** Begin **
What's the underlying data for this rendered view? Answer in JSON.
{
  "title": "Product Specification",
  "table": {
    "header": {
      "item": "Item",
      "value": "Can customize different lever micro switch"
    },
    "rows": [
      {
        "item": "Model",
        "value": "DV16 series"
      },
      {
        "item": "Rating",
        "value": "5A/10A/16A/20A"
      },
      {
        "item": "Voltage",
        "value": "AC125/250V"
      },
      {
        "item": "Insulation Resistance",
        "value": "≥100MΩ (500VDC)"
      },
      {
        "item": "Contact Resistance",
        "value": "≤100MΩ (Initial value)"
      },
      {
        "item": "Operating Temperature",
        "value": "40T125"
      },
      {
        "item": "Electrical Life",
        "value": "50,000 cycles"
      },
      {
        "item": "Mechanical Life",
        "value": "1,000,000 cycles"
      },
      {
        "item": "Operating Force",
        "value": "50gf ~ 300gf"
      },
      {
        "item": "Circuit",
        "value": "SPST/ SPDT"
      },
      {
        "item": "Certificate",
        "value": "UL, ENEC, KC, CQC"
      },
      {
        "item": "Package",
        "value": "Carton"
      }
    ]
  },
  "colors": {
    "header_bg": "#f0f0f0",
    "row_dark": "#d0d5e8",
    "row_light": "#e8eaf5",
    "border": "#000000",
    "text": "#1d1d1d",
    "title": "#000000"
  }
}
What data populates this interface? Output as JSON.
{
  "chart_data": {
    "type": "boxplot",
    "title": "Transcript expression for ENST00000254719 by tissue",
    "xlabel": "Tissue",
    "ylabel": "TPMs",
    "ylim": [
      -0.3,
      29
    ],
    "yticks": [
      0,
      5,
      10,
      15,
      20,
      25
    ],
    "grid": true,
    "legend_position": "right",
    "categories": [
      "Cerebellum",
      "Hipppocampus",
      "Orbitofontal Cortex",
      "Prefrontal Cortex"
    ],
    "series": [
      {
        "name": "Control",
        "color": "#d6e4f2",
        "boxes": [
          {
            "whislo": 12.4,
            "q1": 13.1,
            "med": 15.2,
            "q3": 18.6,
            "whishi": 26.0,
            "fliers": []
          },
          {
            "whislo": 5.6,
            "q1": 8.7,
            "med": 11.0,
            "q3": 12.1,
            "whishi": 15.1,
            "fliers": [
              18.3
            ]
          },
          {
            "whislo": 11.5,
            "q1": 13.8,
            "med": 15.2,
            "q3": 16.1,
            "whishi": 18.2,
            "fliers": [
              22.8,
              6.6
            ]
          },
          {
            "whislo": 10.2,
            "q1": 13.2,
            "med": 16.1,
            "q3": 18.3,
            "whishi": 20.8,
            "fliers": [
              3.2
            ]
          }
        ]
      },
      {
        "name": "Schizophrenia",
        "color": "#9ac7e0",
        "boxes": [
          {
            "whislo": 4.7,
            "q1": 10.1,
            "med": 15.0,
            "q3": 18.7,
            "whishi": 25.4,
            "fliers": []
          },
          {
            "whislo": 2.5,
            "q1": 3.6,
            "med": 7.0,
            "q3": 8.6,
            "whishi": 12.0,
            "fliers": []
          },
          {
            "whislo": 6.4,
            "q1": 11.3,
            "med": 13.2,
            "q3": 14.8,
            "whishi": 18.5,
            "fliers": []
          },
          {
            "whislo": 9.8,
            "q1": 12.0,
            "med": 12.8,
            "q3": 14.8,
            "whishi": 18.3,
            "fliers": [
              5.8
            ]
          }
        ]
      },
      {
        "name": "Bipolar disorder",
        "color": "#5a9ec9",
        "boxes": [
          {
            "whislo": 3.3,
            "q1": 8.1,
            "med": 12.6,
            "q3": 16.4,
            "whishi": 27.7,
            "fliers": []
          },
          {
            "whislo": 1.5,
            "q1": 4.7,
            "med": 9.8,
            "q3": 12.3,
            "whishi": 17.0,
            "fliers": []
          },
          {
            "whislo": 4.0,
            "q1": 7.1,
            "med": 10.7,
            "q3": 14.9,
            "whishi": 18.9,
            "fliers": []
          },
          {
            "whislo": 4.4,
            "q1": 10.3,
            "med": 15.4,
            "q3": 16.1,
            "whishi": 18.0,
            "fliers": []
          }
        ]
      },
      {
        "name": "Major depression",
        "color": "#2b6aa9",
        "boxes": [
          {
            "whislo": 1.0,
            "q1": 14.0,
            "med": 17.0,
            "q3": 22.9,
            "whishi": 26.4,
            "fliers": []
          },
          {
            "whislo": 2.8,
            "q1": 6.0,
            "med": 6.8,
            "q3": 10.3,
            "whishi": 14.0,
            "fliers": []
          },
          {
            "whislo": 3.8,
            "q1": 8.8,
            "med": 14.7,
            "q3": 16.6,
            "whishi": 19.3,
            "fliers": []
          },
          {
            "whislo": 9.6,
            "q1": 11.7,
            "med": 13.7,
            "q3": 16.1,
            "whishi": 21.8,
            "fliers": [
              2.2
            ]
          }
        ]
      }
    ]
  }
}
** End **
REQUIRED TASK = Send back all of the entries exactly, with nothing missing.

THE REPLY =
What's the underlying data for this rendered view? Answer in JSON.
{
  "title": "Product Specification",
  "table": {
    "header": {
      "item": "Item",
      "value": "Can customize different lever micro switch"
    },
    "rows": [
      {
        "item": "Model",
        "value": "DV16 series"
      },
      {
        "item": "Rating",
        "value": "5A/10A/16A/20A"
      },
      {
        "item": "Voltage",
        "value": "AC125/250V"
      },
      {
        "item": "Insulation Resistance",
        "value": "≥100MΩ (500VDC)"
      },
      {
        "item": "Contact Resistance",
        "value": "≤100MΩ (Initial value)"
      },
      {
        "item": "Operating Temperature",
        "value": "40T125"
      },
      {
        "item": "Electrical Life",
        "value": "50,000 cycles"
      },
      {
        "item": "Mechanical Life",
        "value": "1,000,000 cycles"
      },
      {
        "item": "Operating Force",
        "value": "50gf ~ 300gf"
      },
      {
        "item": "Circuit",
        "value": "SPST/ SPDT"
      },
      {
        "item": "Certificate",
        "value": "UL, ENEC, KC, CQC"
      },
      {
        "item": "Package",
        "value": "Carton"
      }
    ]
  },
  "colors": {
    "header_bg": "#f0f0f0",
    "row_dark": "#d0d5e8",
    "row_light": "#e8eaf5",
    "border": "#000000",
    "text": "#1d1d1d",
    "title": "#000000"
  }
}
What data populates this interface? Output as JSON.
{
  "chart_data": {
    "type": "boxplot",
    "title": "Transcript expression for ENST00000254719 by tissue",
    "xlabel": "Tissue",
    "ylabel": "TPMs",
    "ylim": [
      -0.3,
      29
    ],
    "yticks": [
      0,
      5,
      10,
      15,
      20,
      25
    ],
    "grid": true,
    "legend_position": "right",
    "categories": [
      "Cerebellum",
      "Hipppocampus",
      "Orbitofontal Cortex",
      "Prefrontal Cortex"
    ],
    "series": [
      {
        "name": "Control",
        "color": "#d6e4f2",
        "boxes": [
          {
            "whislo": 12.4,
            "q1": 13.1,
            "med": 15.2,
            "q3": 18.6,
            "whishi": 26.0,
            "fliers": []
          },
          {
            "whislo": 5.6,
            "q1": 8.7,
            "med": 11.0,
            "q3": 12.1,
            "whishi": 15.1,
            "fliers": [
              18.3
            ]
          },
          {
            "whislo": 11.5,
            "q1": 13.8,
            "med": 15.2,
            "q3": 16.1,
            "whishi": 18.2,
            "fliers": [
              22.8,
              6.6
            ]
          },
          {
            "whislo": 10.2,
            "q1": 13.2,
            "med": 16.1,
            "q3": 18.3,
            "whishi": 20.8,
            "fliers": [
              3.2
            ]
          }
        ]
      },
      {
        "name": "Schizophrenia",
        "color": "#9ac7e0",
        "boxes": [
          {
            "whislo": 4.7,
            "q1": 10.1,
            "med": 15.0,
            "q3": 18.7,
            "whishi": 25.4,
            "fliers": []
          },
          {
            "whislo": 2.5,
            "q1": 3.6,
            "med": 7.0,
            "q3": 8.6,
            "whishi": 12.0,
            "fliers": []
          },
          {
            "whislo": 6.4,
            "q1": 11.3,
            "med": 13.2,
            "q3": 14.8,
            "whishi": 18.5,
            "fliers": []
          },
          {
            "whislo": 9.8,
            "q1": 12.0,
            "med": 12.8,
            "q3": 14.8,
            "whishi": 18.3,
            "fliers": [
              5.8
            ]
          }
        ]
      },
      {
        "name": "Bipolar disorder",
        "color": "#5a9ec9",
        "boxes": [
          {
            "whislo": 3.3,
            "q1": 8.1,
            "med": 12.6,
            "q3": 16.4,
            "whishi": 27.7,
            "fliers": []
          },
          {
            "whislo": 1.5,
            "q1": 4.7,
            "med": 9.8,
            "q3": 12.3,
            "whishi": 17.0,
            "fliers": []
          },
          {
            "whislo": 4.0,
            "q1": 7.1,
            "med": 10.7,
            "q3": 14.9,
            "whishi": 18.9,
            "fliers": []
          },
          {
            "whislo": 4.4,
            "q1": 10.3,
            "med": 15.4,
            "q3": 16.1,
            "whishi": 18.0,
            "fliers": []
          }
        ]
      },
      {
        "name": "Major depression",
        "color": "#2b6aa9",
        "boxes": [
          {
            "whislo": 1.0,
            "q1": 14.0,
            "med": 17.0,
            "q3": 22.9,
            "whishi": 26.4,
            "fliers": []
          },
          {
            "whislo": 2.8,
            "q1": 6.0,
            "med": 6.8,
            "q3": 10.3,
            "whishi": 14.0,
            "fliers": []
          },
          {
            "whislo": 3.8,
            "q1": 8.8,
            "med": 14.7,
            "q3": 16.6,
            "whishi": 19.3,
            "fliers": []
          },
          {
            "whislo": 9.6,
            "q1": 11.7,
            "med": 13.7,
            "q3": 16.1,
            "whishi": 21.8,
            "fliers": [
              2.2
            ]
          }
        ]
      }
    ]
  }
}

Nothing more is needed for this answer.